• [Listed entries]:

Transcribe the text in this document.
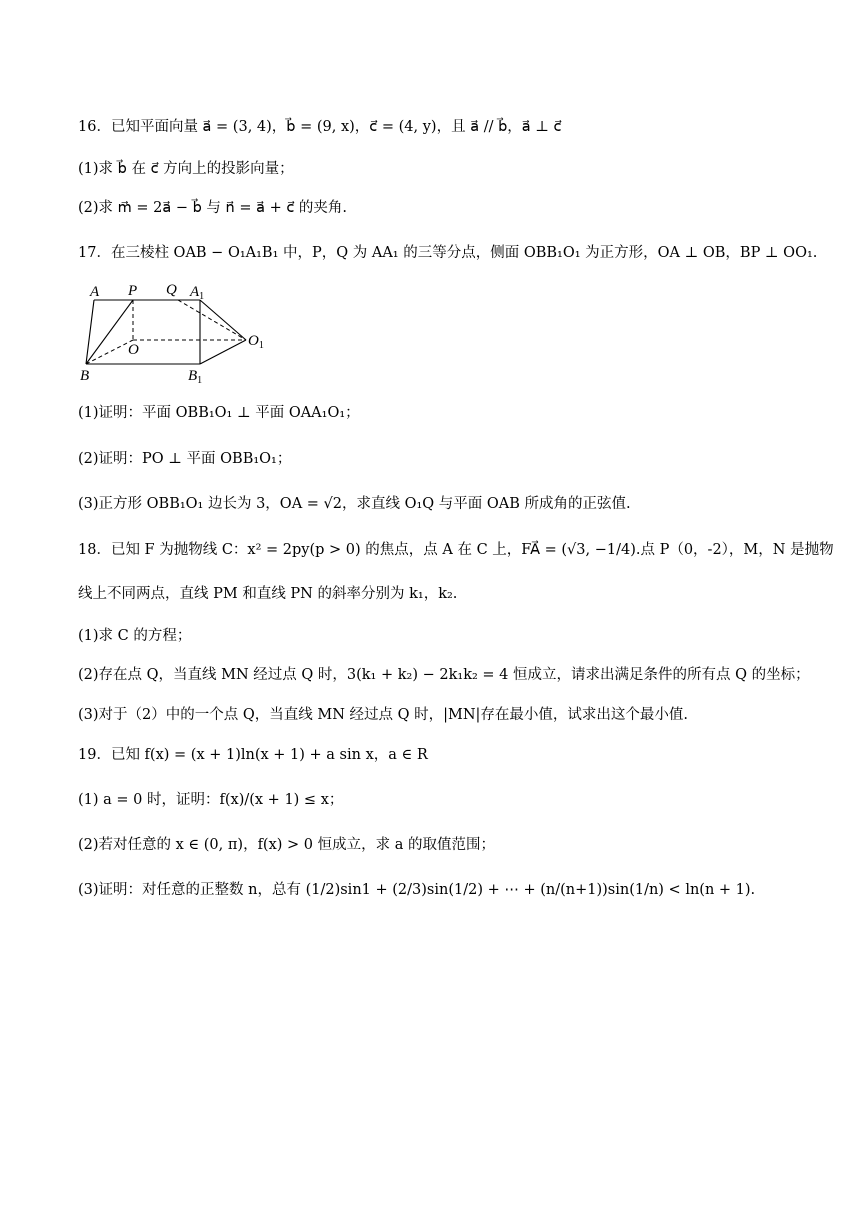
16．已知平面向量 a⃗ = (3, 4)，b⃗ = (9, x)，c⃗ = (4, y)，且 a⃗ // b⃗，a⃗ ⊥ c⃗
(1)求 b⃗ 在 c⃗ 方向上的投影向量；
(2)求 m⃗ = 2a⃗ − b⃗ 与 n⃗ = a⃗ + c⃗ 的夹角.
17．在三棱柱 OAB − O₁A₁B₁ 中，P，Q 为 AA₁ 的三等分点，侧面 OBB₁O₁ 为正方形，OA ⊥ OB，BP ⊥ OO₁.
A P Q $A_1$
O
$O_1$
B	$B_1$
(1)证明：平面 OBB₁O₁ ⊥ 平面 OAA₁O₁；
(2)证明：PO ⊥ 平面 OBB₁O₁；
(3)正方形 OBB₁O₁ 边长为 3，OA = √2，求直线 O₁Q 与平面 OAB 所成角的正弦值.
18．已知 F 为抛物线 C：x² = 2py(p > 0) 的焦点，点 A 在 C 上，FA⃗ = (√3, −1/4).点 P（0，-2），M，N 是抛物
线上不同两点，直线 PM 和直线 PN 的斜率分别为 k₁，k₂.
(1)求 C 的方程；
(2)存在点 Q，当直线 MN 经过点 Q 时，3(k₁ + k₂) − 2k₁k₂ = 4 恒成立，请求出满足条件的所有点 Q 的坐标；
(3)对于（2）中的一个点 Q，当直线 MN 经过点 Q 时，|MN|存在最小值，试求出这个最小值.
19．已知 f(x) = (x + 1)ln(x + 1) + a sin x，a ∈ R
(1) a = 0 时，证明：f(x)/(x + 1) ≤ x；
(2)若对任意的 x ∈ (0, π)，f(x) > 0 恒成立，求 a 的取值范围；
(3)证明：对任意的正整数 n，总有 (1/2)sin1 + (2/3)sin(1/2) + ⋯ + (n/(n+1))sin(1/n) < ln(n + 1).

• [Goal of the exercise]: Write out the listing above exactly as it stands, pictures excluded.

• [Correct response]:
Transcribe the text in this document.
16．已知平面向量 a⃗ = (3, 4)，b⃗ = (9, x)，c⃗ = (4, y)，且 a⃗ // b⃗，a⃗ ⊥ c⃗
(1)求 b⃗ 在 c⃗ 方向上的投影向量；
(2)求 m⃗ = 2a⃗ − b⃗ 与 n⃗ = a⃗ + c⃗ 的夹角.
17．在三棱柱 OAB − O₁A₁B₁ 中，P，Q 为 AA₁ 的三等分点，侧面 OBB₁O₁ 为正方形，OA ⊥ OB，BP ⊥ OO₁.
A P Q $A_1$
O
$O_1$
B	$B_1$
(1)证明：平面 OBB₁O₁ ⊥ 平面 OAA₁O₁；
(2)证明：PO ⊥ 平面 OBB₁O₁；
(3)正方形 OBB₁O₁ 边长为 3，OA = √2，求直线 O₁Q 与平面 OAB 所成角的正弦值.
18．已知 F 为抛物线 C：x² = 2py(p > 0) 的焦点，点 A 在 C 上，FA⃗ = (√3, −1/4).点 P（0，-2），M，N 是抛物
线上不同两点，直线 PM 和直线 PN 的斜率分别为 k₁，k₂.
(1)求 C 的方程；
(2)存在点 Q，当直线 MN 经过点 Q 时，3(k₁ + k₂) − 2k₁k₂ = 4 恒成立，请求出满足条件的所有点 Q 的坐标；
(3)对于（2）中的一个点 Q，当直线 MN 经过点 Q 时，|MN|存在最小值，试求出这个最小值.
19．已知 f(x) = (x + 1)ln(x + 1) + a sin x，a ∈ R
(1) a = 0 时，证明：f(x)/(x + 1) ≤ x；
(2)若对任意的 x ∈ (0, π)，f(x) > 0 恒成立，求 a 的取值范围；
(3)证明：对任意的正整数 n，总有 (1/2)sin1 + (2/3)sin(1/2) + ⋯ + (n/(n+1))sin(1/n) < ln(n + 1).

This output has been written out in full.